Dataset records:
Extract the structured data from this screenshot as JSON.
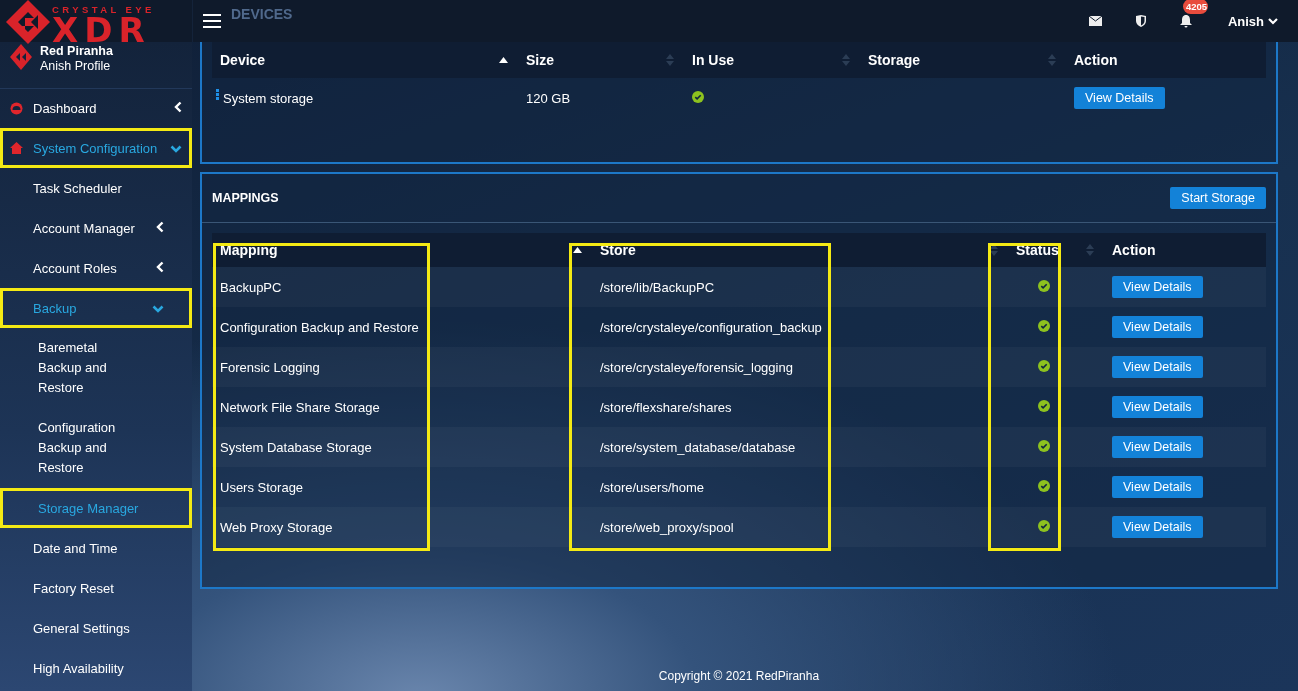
{
  "header": {
    "logo": {
      "tagline": "CRYSTAL EYE",
      "wordmark": "XDR"
    },
    "page_title": "DEVICES",
    "notification_badge": "4205",
    "user": "Anish"
  },
  "profile": {
    "company": "Red Piranha",
    "name": "Anish Profile"
  },
  "sidebar": {
    "items": [
      {
        "label": "Dashboard",
        "expanded": false,
        "selected": false,
        "highlighted": false
      },
      {
        "label": "System Configuration",
        "expanded": true,
        "selected": true,
        "highlighted": true,
        "children": [
          {
            "label": "Task Scheduler",
            "selected": false,
            "highlighted": false
          },
          {
            "label": "Account Manager",
            "expanded": false,
            "selected": false,
            "highlighted": false
          },
          {
            "label": "Account Roles",
            "expanded": false,
            "selected": false,
            "highlighted": false
          },
          {
            "label": "Backup",
            "expanded": true,
            "selected": true,
            "highlighted": true,
            "children": [
              {
                "label": "Baremetal Backup and Restore",
                "selected": false,
                "highlighted": false
              },
              {
                "label": "Configuration Backup and Restore",
                "selected": false,
                "highlighted": false
              },
              {
                "label": "Storage Manager",
                "selected": true,
                "highlighted": true
              }
            ]
          },
          {
            "label": "Date and Time",
            "selected": false,
            "highlighted": false
          },
          {
            "label": "Factory Reset",
            "selected": false,
            "highlighted": false
          },
          {
            "label": "General Settings",
            "selected": false,
            "highlighted": false
          },
          {
            "label": "High Availability",
            "selected": false,
            "highlighted": false
          }
        ]
      }
    ]
  },
  "devices": {
    "columns": [
      {
        "label": "Device",
        "sorted": true
      },
      {
        "label": "Size",
        "sorted": false
      },
      {
        "label": "In Use",
        "sorted": false
      },
      {
        "label": "Storage",
        "sorted": false
      },
      {
        "label": "Action"
      }
    ],
    "rows": [
      {
        "device": "System storage",
        "size": "120 GB",
        "in_use": true,
        "action": "View Details"
      }
    ]
  },
  "mappings": {
    "title": "MAPPINGS",
    "button": "Start Storage",
    "columns": [
      {
        "label": "Mapping",
        "sorted": true,
        "highlighted": true
      },
      {
        "label": "Store",
        "sorted": false,
        "highlighted": true
      },
      {
        "label": "Status",
        "sorted": false,
        "highlighted": true
      },
      {
        "label": "Action"
      }
    ],
    "rows": [
      {
        "mapping": "BackupPC",
        "store": "/store/lib/BackupPC",
        "status": true,
        "action": "View Details"
      },
      {
        "mapping": "Configuration Backup and Restore",
        "store": "/store/crystaleye/configuration_backup",
        "status": true,
        "action": "View Details"
      },
      {
        "mapping": "Forensic Logging",
        "store": "/store/crystaleye/forensic_logging",
        "status": true,
        "action": "View Details"
      },
      {
        "mapping": "Network File Share Storage",
        "store": "/store/flexshare/shares",
        "status": true,
        "action": "View Details"
      },
      {
        "mapping": "System Database Storage",
        "store": "/store/system_database/database",
        "status": true,
        "action": "View Details"
      },
      {
        "mapping": "Users Storage",
        "store": "/store/users/home",
        "status": true,
        "action": "View Details"
      },
      {
        "mapping": "Web Proxy Storage",
        "store": "/store/web_proxy/spool",
        "status": true,
        "action": "View Details"
      }
    ]
  },
  "footer": "Copyright © 2021 RedPiranha"
}
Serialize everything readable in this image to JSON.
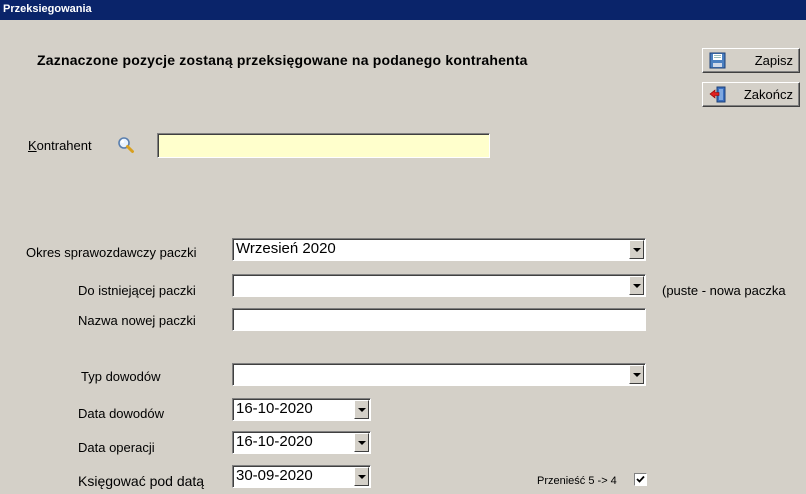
{
  "window": {
    "title": "Przeksiegowania"
  },
  "header": {
    "message": "Zaznaczone pozycje zostaną przeksięgowane na podanego kontrahenta"
  },
  "buttons": {
    "save": "Zapisz",
    "close": "Zakończ"
  },
  "contractor": {
    "label_first": "K",
    "label_rest": "ontrahent",
    "value": ""
  },
  "form": {
    "period_label": "Okres sprawozdawczy paczki",
    "period_value": "Wrzesień 2020",
    "existing_label": "Do istniejącej paczki",
    "existing_value": "",
    "existing_hint": "(puste - nowa paczka",
    "newname_label": "Nazwa nowej paczki",
    "newname_value": "",
    "doctype_label": "Typ dowodów",
    "doctype_value": "",
    "docdate_label": "Data dowodów",
    "docdate_value": "16-10-2020",
    "opdate_label": "Data operacji",
    "opdate_value": "16-10-2020",
    "postdate_label": "Księgować pod datą",
    "postdate_value": "30-09-2020",
    "move_label": "Przenieść 5 -> 4",
    "move_checked": true
  },
  "icons": {
    "save": "floppy-disk-icon",
    "close": "exit-door-icon",
    "search": "magnifier-icon"
  }
}
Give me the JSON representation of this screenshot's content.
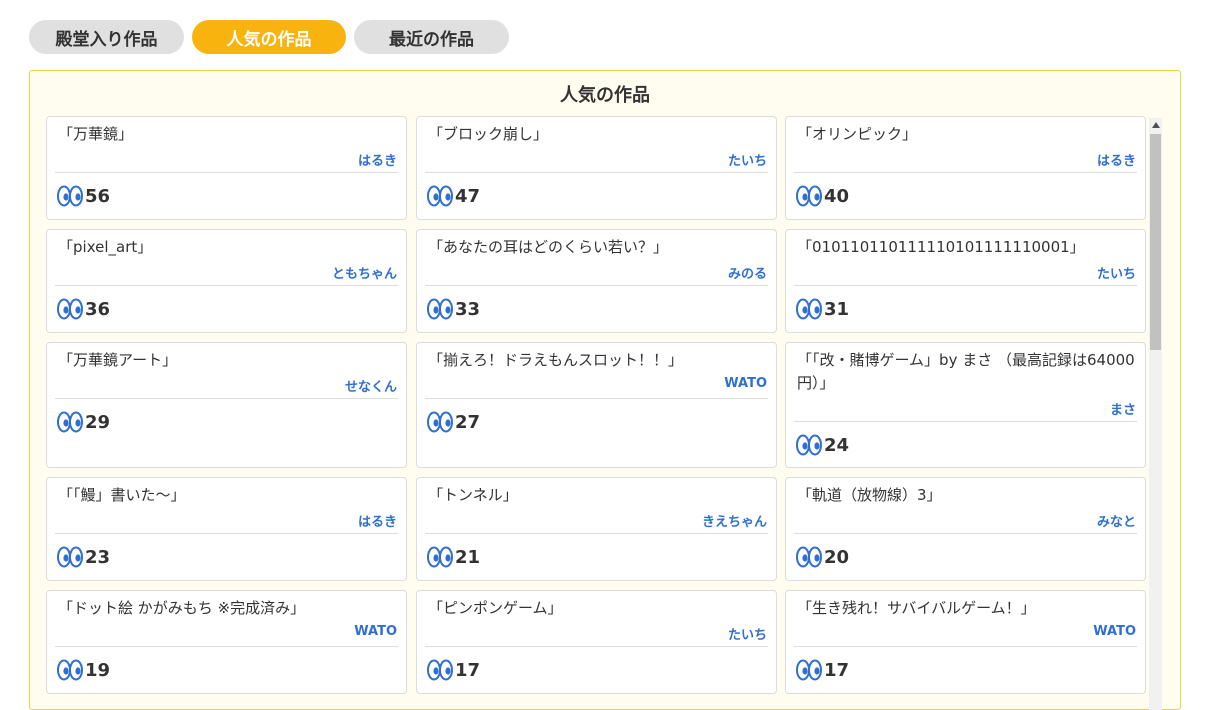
{
  "tabs": [
    {
      "label": "殿堂入り作品",
      "active": false
    },
    {
      "label": "人気の作品",
      "active": true
    },
    {
      "label": "最近の作品",
      "active": false
    }
  ],
  "panel": {
    "title": "人気の作品"
  },
  "icons": {
    "views": "eyes-icon",
    "scroll_up": "arrow-up-icon"
  },
  "colors": {
    "accent": "#f8b30f",
    "author": "#2f6fcf",
    "eyes": "#2f6fcf",
    "panel_border": "#f0d23c",
    "panel_bg": "#fffdf0"
  },
  "works": [
    {
      "title": "「万華鏡」",
      "author": "はるき",
      "views": "56"
    },
    {
      "title": "「ブロック崩し」",
      "author": "たいち",
      "views": "47"
    },
    {
      "title": "「オリンピック」",
      "author": "はるき",
      "views": "40"
    },
    {
      "title": "「pixel_art」",
      "author": "ともちゃん",
      "views": "36"
    },
    {
      "title": "「あなたの耳はどのくらい若い？」",
      "author": "みのる",
      "views": "33"
    },
    {
      "title": "「010110110111110101111110001」",
      "author": "たいち",
      "views": "31"
    },
    {
      "title": "「万華鏡アート」",
      "author": "せなくん",
      "views": "29"
    },
    {
      "title": "「揃えろ！ドラえもんスロット！！」",
      "author": "WATO",
      "views": "27"
    },
    {
      "title": "「「改・賭博ゲーム」by まさ （最高記録は64000円）」",
      "author": "まさ",
      "views": "24"
    },
    {
      "title": "「「鰻」書いた〜」",
      "author": "はるき",
      "views": "23"
    },
    {
      "title": "「トンネル」",
      "author": "きえちゃん",
      "views": "21"
    },
    {
      "title": "「軌道（放物線）3」",
      "author": "みなと",
      "views": "20"
    },
    {
      "title": "「ドット絵 かがみもち ※完成済み」",
      "author": "WATO",
      "views": "19"
    },
    {
      "title": "「ピンポンゲーム」",
      "author": "たいち",
      "views": "17"
    },
    {
      "title": "「生き残れ！サバイバルゲーム！」",
      "author": "WATO",
      "views": "17"
    }
  ]
}
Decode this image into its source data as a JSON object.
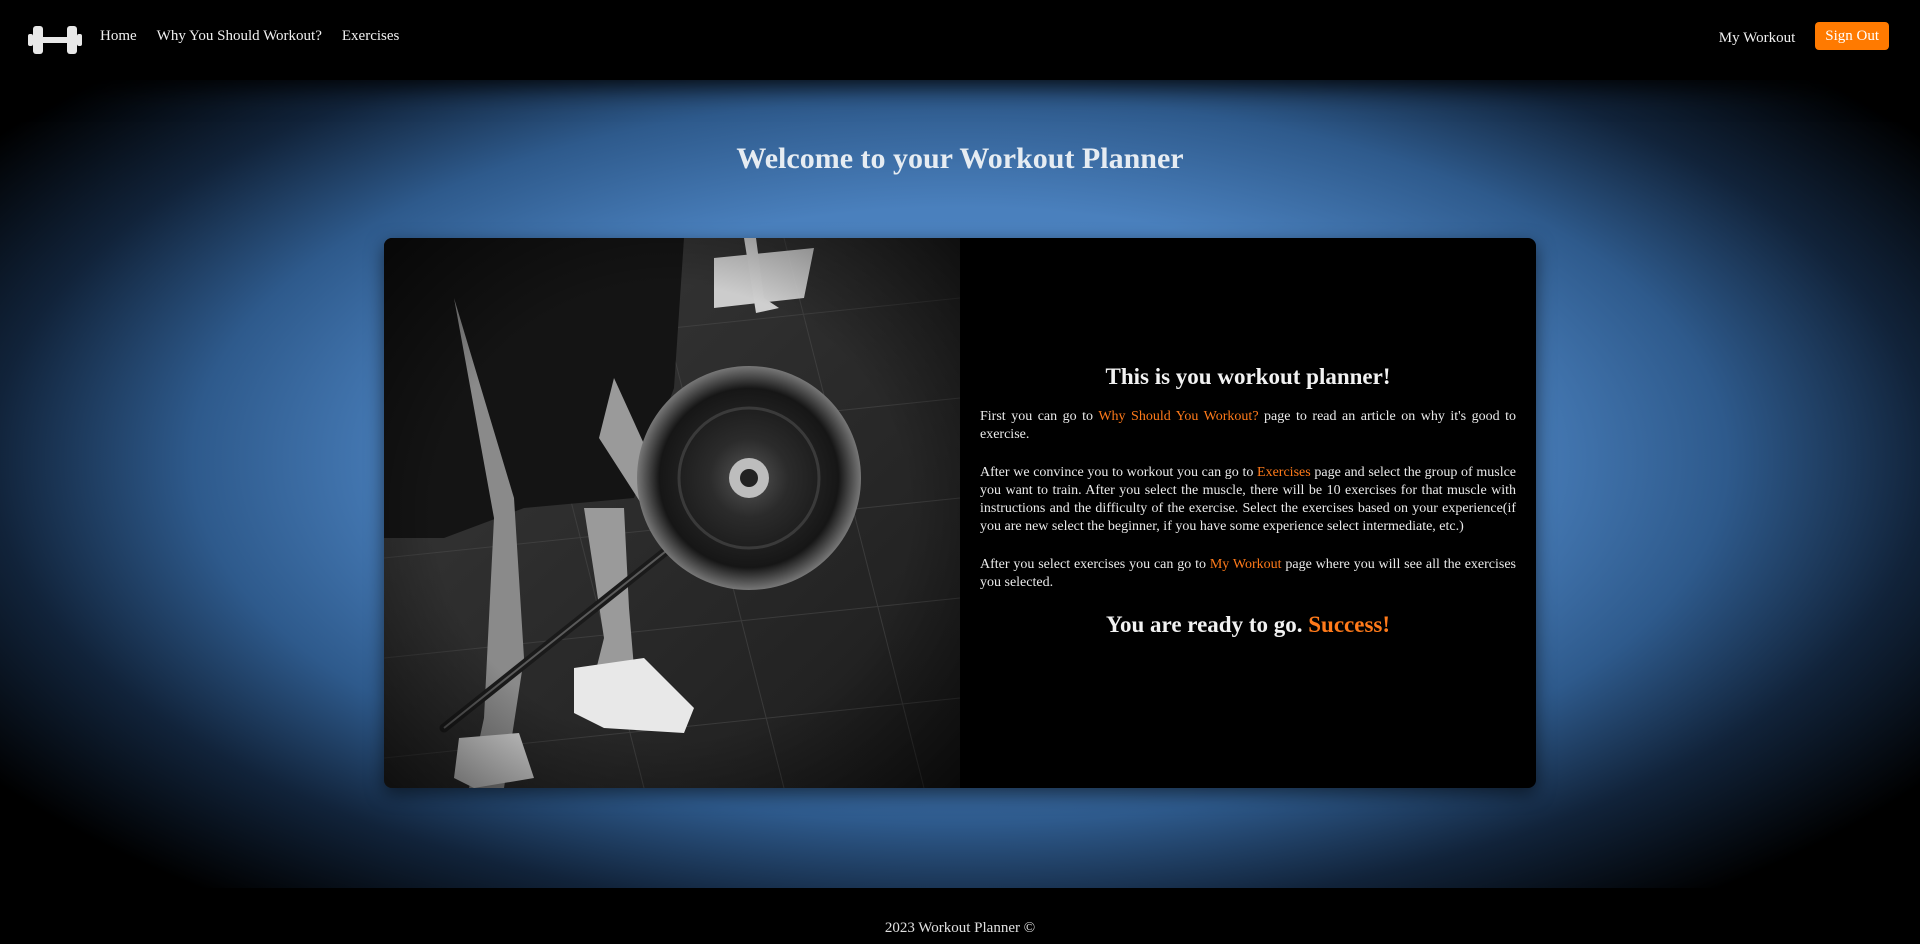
{
  "nav": {
    "logo_icon": "dumbbell-icon",
    "links": [
      "Home",
      "Why You Should Workout?",
      "Exercises"
    ],
    "my_workout": "My Workout",
    "sign_out": "Sign Out"
  },
  "main": {
    "title": "Welcome to your Workout Planner",
    "image_icon": "deadlift-photo",
    "heading": "This is you workout planner!",
    "p1": {
      "before": "First you can go to ",
      "link": "Why Should You Workout?",
      "after": " page to read an article on why it's good to exercise."
    },
    "p2": {
      "before": "After we convince you to workout you can go to ",
      "link": "Exercises",
      "after": " page and select the group of muslce you want to train. After you select the muscle, there will be 10 exercises for that muscle with instructions and the difficulty of the exercise. Select the exercises based on your experience(if you are new select the beginner, if you have some experience select intermediate, etc.)"
    },
    "p3": {
      "before": "After you select exercises you can go to ",
      "link": "My Workout",
      "after": " page where you will see all the exercises you selected."
    },
    "closing": "You are ready to go. ",
    "closing_accent": "Success!"
  },
  "footer": {
    "text": "2023 Workout Planner ©"
  },
  "colors": {
    "accent": "#ff7a00",
    "background_blue": "#4a80bd",
    "bar": "#000000"
  }
}
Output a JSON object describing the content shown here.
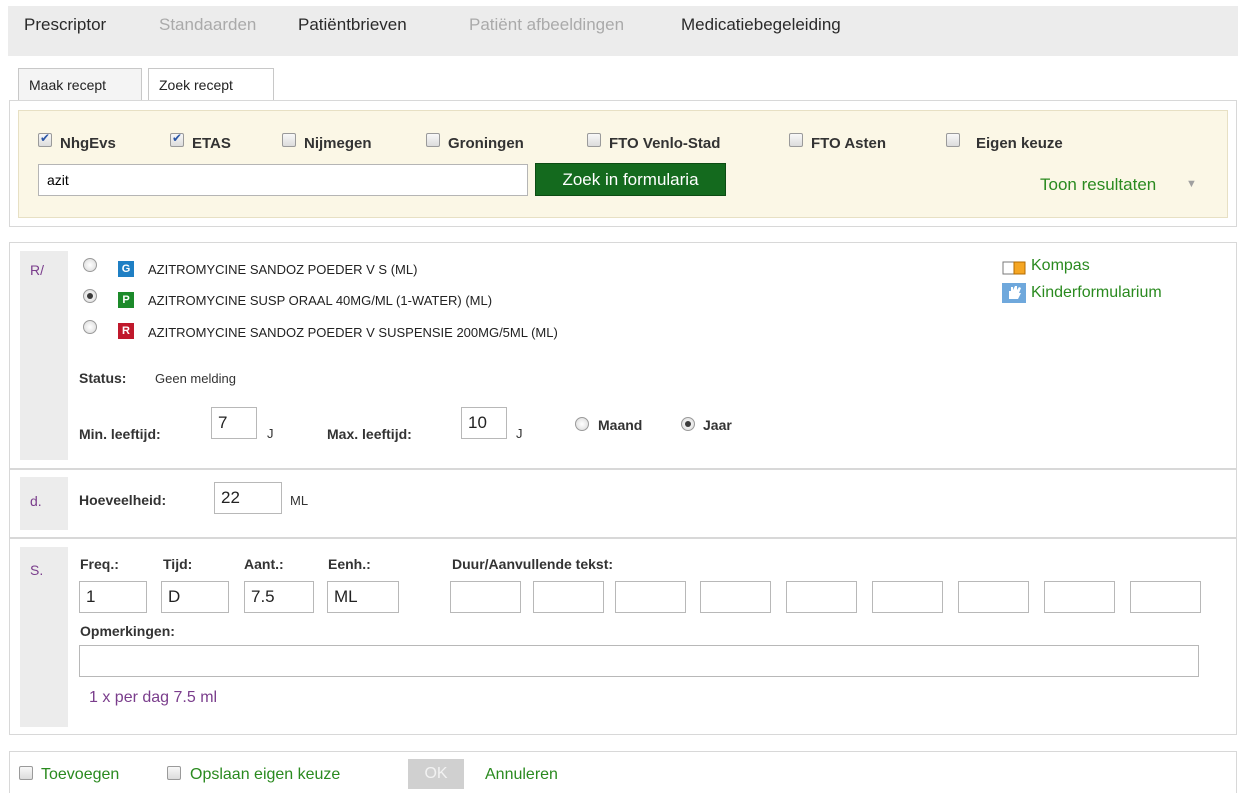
{
  "nav": {
    "items": [
      {
        "label": "Prescriptor",
        "state": "active"
      },
      {
        "label": "Standaarden",
        "state": "disabled"
      },
      {
        "label": "Patiëntbrieven",
        "state": "active"
      },
      {
        "label": "Patiënt afbeeldingen",
        "state": "disabled"
      },
      {
        "label": "Medicatiebegeleiding",
        "state": "active"
      }
    ]
  },
  "tabs": [
    {
      "label": "Maak recept",
      "selected": false
    },
    {
      "label": "Zoek recept",
      "selected": true
    }
  ],
  "formularia": {
    "sources": [
      {
        "label": "NhgEvs",
        "checked": true
      },
      {
        "label": "ETAS",
        "checked": true
      },
      {
        "label": "Nijmegen",
        "checked": false
      },
      {
        "label": "Groningen",
        "checked": false
      },
      {
        "label": "FTO Venlo-Stad",
        "checked": false
      },
      {
        "label": "FTO Asten",
        "checked": false
      },
      {
        "label": "Eigen keuze",
        "checked": false
      }
    ],
    "search_value": "azit",
    "search_button": "Zoek in formularia",
    "toon_resultaten": "Toon resultaten",
    "toon_caret": "▼"
  },
  "recipe": {
    "label": "R/",
    "options": [
      {
        "badge": "G",
        "badge_color": "#1f7fc4",
        "name": "AZITROMYCINE SANDOZ POEDER V S (ML)",
        "selected": false
      },
      {
        "badge": "P",
        "badge_color": "#1c8a2a",
        "name": "AZITROMYCINE SUSP ORAAL 40MG/ML (1-WATER) (ML)",
        "selected": true
      },
      {
        "badge": "R",
        "badge_color": "#c0192c",
        "name": "AZITROMYCINE SANDOZ POEDER V SUSPENSIE 200MG/5ML (ML)",
        "selected": false
      }
    ],
    "links": {
      "kompas": "Kompas",
      "kinderformularium": "Kinderformularium"
    },
    "status_label": "Status:",
    "status_value": "Geen melding",
    "min_age_label": "Min. leeftijd:",
    "min_age_value": "7",
    "min_age_unit": "J",
    "max_age_label": "Max. leeftijd:",
    "max_age_value": "10",
    "max_age_unit": "J",
    "age_unit_options": [
      {
        "label": "Maand",
        "selected": false
      },
      {
        "label": "Jaar",
        "selected": true
      }
    ]
  },
  "dose": {
    "label": "d.",
    "quantity_label": "Hoeveelheid:",
    "quantity_value": "22",
    "quantity_unit": "ML"
  },
  "signatura": {
    "label": "S.",
    "freq_label": "Freq.:",
    "freq_value": "1",
    "tijd_label": "Tijd:",
    "tijd_value": "D",
    "aant_label": "Aant.:",
    "aant_value": "7.5",
    "eenh_label": "Eenh.:",
    "eenh_value": "ML",
    "duur_label": "Duur/Aanvullende tekst:",
    "duur_fields": [
      "",
      "",
      "",
      "",
      "",
      "",
      "",
      "",
      ""
    ],
    "opmerkingen_label": "Opmerkingen:",
    "opmerkingen_value": "",
    "summary": "1 x per dag 7.5 ml"
  },
  "footer": {
    "toevoegen": "Toevoegen",
    "opslaan": "Opslaan eigen keuze",
    "ok": "OK",
    "annuleren": "Annuleren"
  }
}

GOAL –
Your task is to gather all lines from the entries above that hold the word "BackupPC".

SOLUTION FOR THIS PROBLEM –
        "mapping": "BackupPC",
        "store": "/store/lib/BackupPC",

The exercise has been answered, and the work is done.